• Aim of the task:
Lines holding the string "JSON" are the ones to copy from this listing.

[BEGIN]

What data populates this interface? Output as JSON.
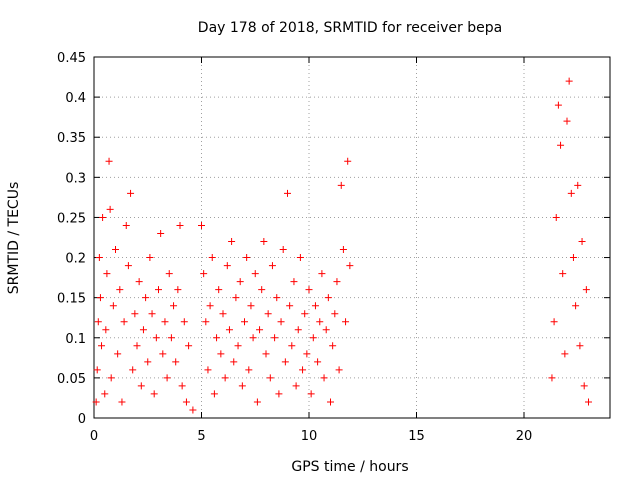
{
  "chart_data": {
    "type": "scatter",
    "title": "Day 178 of 2018, SRMTID for receiver bepa",
    "xlabel": "GPS time / hours",
    "ylabel": "SRMTID / TECUs",
    "xlim": [
      0,
      24
    ],
    "ylim": [
      0,
      0.45
    ],
    "xticks": [
      0,
      5,
      10,
      15,
      20
    ],
    "xtick_labels": [
      "0",
      "5",
      "10",
      "15",
      "20"
    ],
    "yticks": [
      0,
      0.05,
      0.1,
      0.15,
      0.2,
      0.25,
      0.3,
      0.35,
      0.4,
      0.45
    ],
    "ytick_labels": [
      "0",
      "0.05",
      "0.1",
      "0.15",
      "0.2",
      "0.25",
      "0.3",
      "0.35",
      "0.4",
      "0.45"
    ],
    "grid": true,
    "marker": "+",
    "series": [
      {
        "name": "SRMTID",
        "color": "#ff0000",
        "points": [
          [
            0.1,
            0.02
          ],
          [
            0.15,
            0.06
          ],
          [
            0.2,
            0.12
          ],
          [
            0.25,
            0.2
          ],
          [
            0.3,
            0.15
          ],
          [
            0.35,
            0.09
          ],
          [
            0.4,
            0.25
          ],
          [
            0.5,
            0.03
          ],
          [
            0.55,
            0.11
          ],
          [
            0.6,
            0.18
          ],
          [
            0.7,
            0.32
          ],
          [
            0.75,
            0.26
          ],
          [
            0.8,
            0.05
          ],
          [
            0.9,
            0.14
          ],
          [
            1.0,
            0.21
          ],
          [
            1.1,
            0.08
          ],
          [
            1.2,
            0.16
          ],
          [
            1.3,
            0.02
          ],
          [
            1.4,
            0.12
          ],
          [
            1.5,
            0.24
          ],
          [
            1.6,
            0.19
          ],
          [
            1.7,
            0.28
          ],
          [
            1.8,
            0.06
          ],
          [
            1.9,
            0.13
          ],
          [
            2.0,
            0.09
          ],
          [
            2.1,
            0.17
          ],
          [
            2.2,
            0.04
          ],
          [
            2.3,
            0.11
          ],
          [
            2.4,
            0.15
          ],
          [
            2.5,
            0.07
          ],
          [
            2.6,
            0.2
          ],
          [
            2.7,
            0.13
          ],
          [
            2.8,
            0.03
          ],
          [
            2.9,
            0.1
          ],
          [
            3.0,
            0.16
          ],
          [
            3.1,
            0.23
          ],
          [
            3.2,
            0.08
          ],
          [
            3.3,
            0.12
          ],
          [
            3.4,
            0.05
          ],
          [
            3.5,
            0.18
          ],
          [
            3.6,
            0.1
          ],
          [
            3.7,
            0.14
          ],
          [
            3.8,
            0.07
          ],
          [
            3.9,
            0.16
          ],
          [
            4.0,
            0.24
          ],
          [
            4.1,
            0.04
          ],
          [
            4.2,
            0.12
          ],
          [
            4.3,
            0.02
          ],
          [
            4.4,
            0.09
          ],
          [
            4.6,
            0.01
          ],
          [
            5.0,
            0.24
          ],
          [
            5.1,
            0.18
          ],
          [
            5.2,
            0.12
          ],
          [
            5.3,
            0.06
          ],
          [
            5.4,
            0.14
          ],
          [
            5.5,
            0.2
          ],
          [
            5.6,
            0.03
          ],
          [
            5.7,
            0.1
          ],
          [
            5.8,
            0.16
          ],
          [
            5.9,
            0.08
          ],
          [
            6.0,
            0.13
          ],
          [
            6.1,
            0.05
          ],
          [
            6.2,
            0.19
          ],
          [
            6.3,
            0.11
          ],
          [
            6.4,
            0.22
          ],
          [
            6.5,
            0.07
          ],
          [
            6.6,
            0.15
          ],
          [
            6.7,
            0.09
          ],
          [
            6.8,
            0.17
          ],
          [
            6.9,
            0.04
          ],
          [
            7.0,
            0.12
          ],
          [
            7.1,
            0.2
          ],
          [
            7.2,
            0.06
          ],
          [
            7.3,
            0.14
          ],
          [
            7.4,
            0.1
          ],
          [
            7.5,
            0.18
          ],
          [
            7.6,
            0.02
          ],
          [
            7.7,
            0.11
          ],
          [
            7.8,
            0.16
          ],
          [
            7.9,
            0.22
          ],
          [
            8.0,
            0.08
          ],
          [
            8.1,
            0.13
          ],
          [
            8.2,
            0.05
          ],
          [
            8.3,
            0.19
          ],
          [
            8.4,
            0.1
          ],
          [
            8.5,
            0.15
          ],
          [
            8.6,
            0.03
          ],
          [
            8.7,
            0.12
          ],
          [
            8.8,
            0.21
          ],
          [
            8.9,
            0.07
          ],
          [
            9.0,
            0.28
          ],
          [
            9.1,
            0.14
          ],
          [
            9.2,
            0.09
          ],
          [
            9.3,
            0.17
          ],
          [
            9.4,
            0.04
          ],
          [
            9.5,
            0.11
          ],
          [
            9.6,
            0.2
          ],
          [
            9.7,
            0.06
          ],
          [
            9.8,
            0.13
          ],
          [
            9.9,
            0.08
          ],
          [
            10.0,
            0.16
          ],
          [
            10.1,
            0.03
          ],
          [
            10.2,
            0.1
          ],
          [
            10.3,
            0.14
          ],
          [
            10.4,
            0.07
          ],
          [
            10.5,
            0.12
          ],
          [
            10.6,
            0.18
          ],
          [
            10.7,
            0.05
          ],
          [
            10.8,
            0.11
          ],
          [
            10.9,
            0.15
          ],
          [
            11.0,
            0.02
          ],
          [
            11.1,
            0.09
          ],
          [
            11.2,
            0.13
          ],
          [
            11.3,
            0.17
          ],
          [
            11.4,
            0.06
          ],
          [
            11.5,
            0.29
          ],
          [
            11.6,
            0.21
          ],
          [
            11.7,
            0.12
          ],
          [
            11.8,
            0.32
          ],
          [
            11.9,
            0.19
          ],
          [
            21.3,
            0.05
          ],
          [
            21.4,
            0.12
          ],
          [
            21.5,
            0.25
          ],
          [
            21.6,
            0.39
          ],
          [
            21.7,
            0.34
          ],
          [
            21.8,
            0.18
          ],
          [
            21.9,
            0.08
          ],
          [
            22.0,
            0.37
          ],
          [
            22.1,
            0.42
          ],
          [
            22.2,
            0.28
          ],
          [
            22.3,
            0.2
          ],
          [
            22.4,
            0.14
          ],
          [
            22.5,
            0.29
          ],
          [
            22.6,
            0.09
          ],
          [
            22.7,
            0.22
          ],
          [
            22.8,
            0.04
          ],
          [
            22.9,
            0.16
          ],
          [
            23.0,
            0.02
          ]
        ]
      }
    ]
  }
}
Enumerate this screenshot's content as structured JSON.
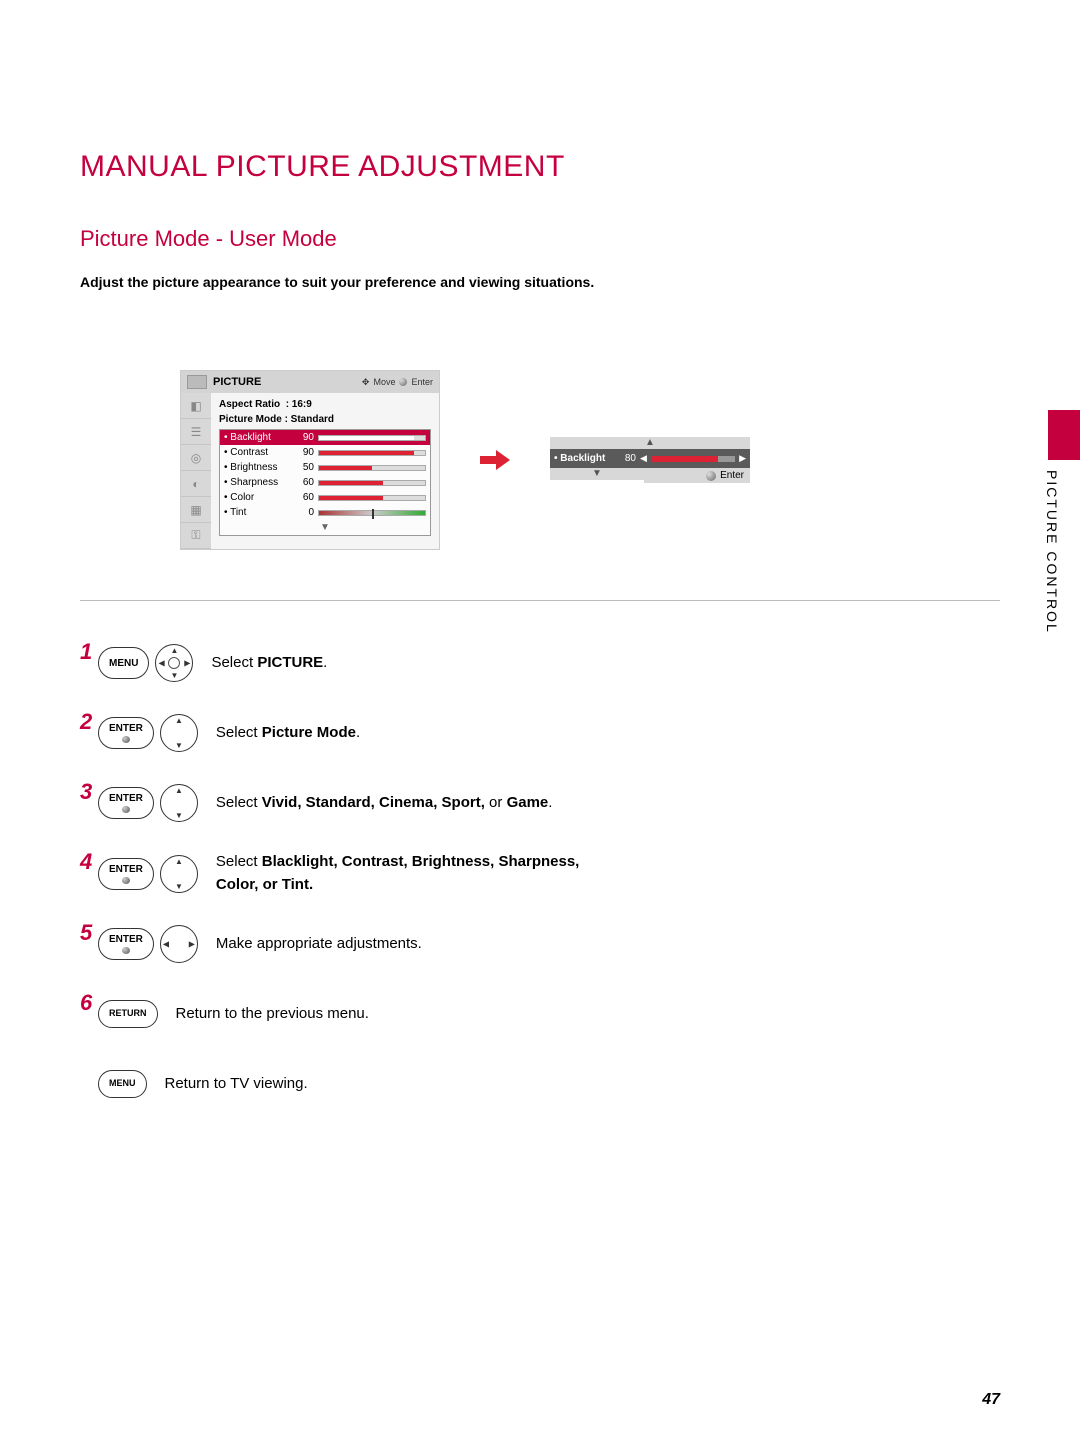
{
  "title": "MANUAL PICTURE ADJUSTMENT",
  "subtitle": "Picture Mode - User Mode",
  "intro": "Adjust the picture appearance to suit your preference and viewing situations.",
  "side_label": "PICTURE CONTROL",
  "page_number": "47",
  "osd": {
    "header_title": "PICTURE",
    "header_move": "Move",
    "header_enter": "Enter",
    "aspect_label": "Aspect Ratio",
    "aspect_value": ": 16:9",
    "mode_label": "Picture Mode",
    "mode_value": ": Standard",
    "settings": [
      {
        "label": "• Backlight",
        "value": "90",
        "pct": 90,
        "highlight": true
      },
      {
        "label": "• Contrast",
        "value": "90",
        "pct": 90,
        "highlight": false
      },
      {
        "label": "• Brightness",
        "value": "50",
        "pct": 50,
        "highlight": false
      },
      {
        "label": "• Sharpness",
        "value": "60",
        "pct": 60,
        "highlight": false
      },
      {
        "label": "• Color",
        "value": "60",
        "pct": 60,
        "highlight": false
      },
      {
        "label": "• Tint",
        "value": "0",
        "pct": 50,
        "highlight": false,
        "tint": true
      }
    ]
  },
  "popout": {
    "label": "• Backlight",
    "value": "80",
    "pct": 80,
    "enter": "Enter"
  },
  "steps": {
    "s1": {
      "num": "1",
      "btn": "MENU",
      "pre": "Select ",
      "bold": "PICTURE",
      "post": "."
    },
    "s2": {
      "num": "2",
      "btn": "ENTER",
      "pre": "Select ",
      "bold": "Picture Mode",
      "post": "."
    },
    "s3": {
      "num": "3",
      "btn": "ENTER",
      "pre": "Select ",
      "bold": "Vivid, Standard, Cinema, Sport,",
      "mid": " or ",
      "bold2": "Game",
      "post": "."
    },
    "s4": {
      "num": "4",
      "btn": "ENTER",
      "pre": "Select ",
      "bold": "Blacklight, Contrast, Brightness, Sharpness, Color, or Tint."
    },
    "s5": {
      "num": "5",
      "btn": "ENTER",
      "text": "Make appropriate adjustments."
    },
    "s6": {
      "num": "6",
      "btn": "RETURN",
      "text": "Return to the previous menu."
    },
    "s7": {
      "btn": "MENU",
      "text": "Return to TV viewing."
    }
  }
}
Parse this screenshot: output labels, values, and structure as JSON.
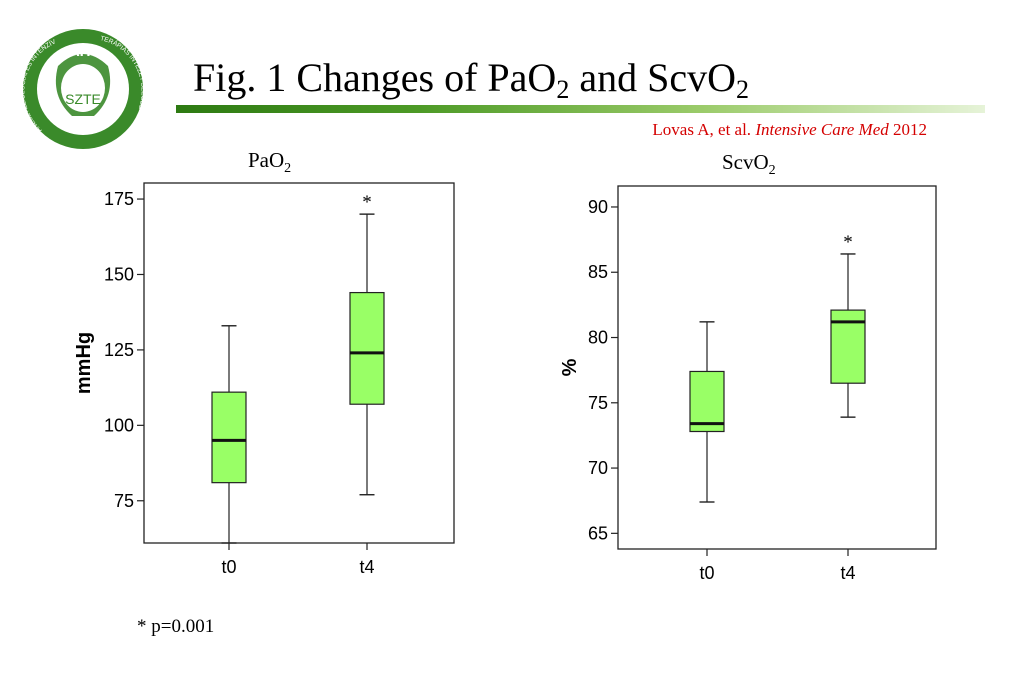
{
  "header": {
    "title_prefix": "Fig. 1  Changes of PaO",
    "title_sub1": "2",
    "title_mid": " and ScvO",
    "title_sub2": "2",
    "citation_authors": "Lovas A, et al. ",
    "citation_journal": "Intensive Care Med",
    "citation_year": " 2012"
  },
  "logo": {
    "top_text": "AITI",
    "center_text": "SZTE",
    "ring_left_text": "ANESZTEZIOLÓGIAI ÉS INTENZÍV",
    "ring_right_text": "TERÁPIÁS INTÉZET SZEGED",
    "color": "#3a8a2a"
  },
  "footnote": "* p=0.001",
  "colors": {
    "box_fill": "#99ff66",
    "accent_red": "#d40000"
  },
  "chart_data": [
    {
      "type": "box",
      "title_main": "PaO",
      "title_sub": "2",
      "ylabel": "mmHg",
      "ylim": [
        61,
        178
      ],
      "yticks": [
        75,
        100,
        125,
        150,
        175
      ],
      "categories": [
        "t0",
        "t4"
      ],
      "boxes": [
        {
          "category": "t0",
          "min": 61,
          "q1": 81,
          "median": 95,
          "q3": 111,
          "max": 133,
          "significance": ""
        },
        {
          "category": "t4",
          "min": 77,
          "q1": 107,
          "median": 124,
          "q3": 144,
          "max": 170,
          "significance": "*"
        }
      ]
    },
    {
      "type": "box",
      "title_main": "ScvO",
      "title_sub": "2",
      "ylabel": "%",
      "ylim": [
        63.8,
        91.3
      ],
      "yticks": [
        65,
        70,
        75,
        80,
        85,
        90
      ],
      "categories": [
        "t0",
        "t4"
      ],
      "boxes": [
        {
          "category": "t0",
          "min": 67.4,
          "q1": 72.8,
          "median": 73.4,
          "q3": 77.4,
          "max": 81.2,
          "significance": ""
        },
        {
          "category": "t4",
          "min": 73.9,
          "q1": 76.5,
          "median": 81.2,
          "q3": 82.1,
          "max": 86.4,
          "significance": "*"
        }
      ]
    }
  ]
}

[END]

• Task solution:
What data populates this interface? Output as JSON.
Enumerate this screenshot's content as structured JSON.
Parse this screenshot: output labels, values, and structure as JSON.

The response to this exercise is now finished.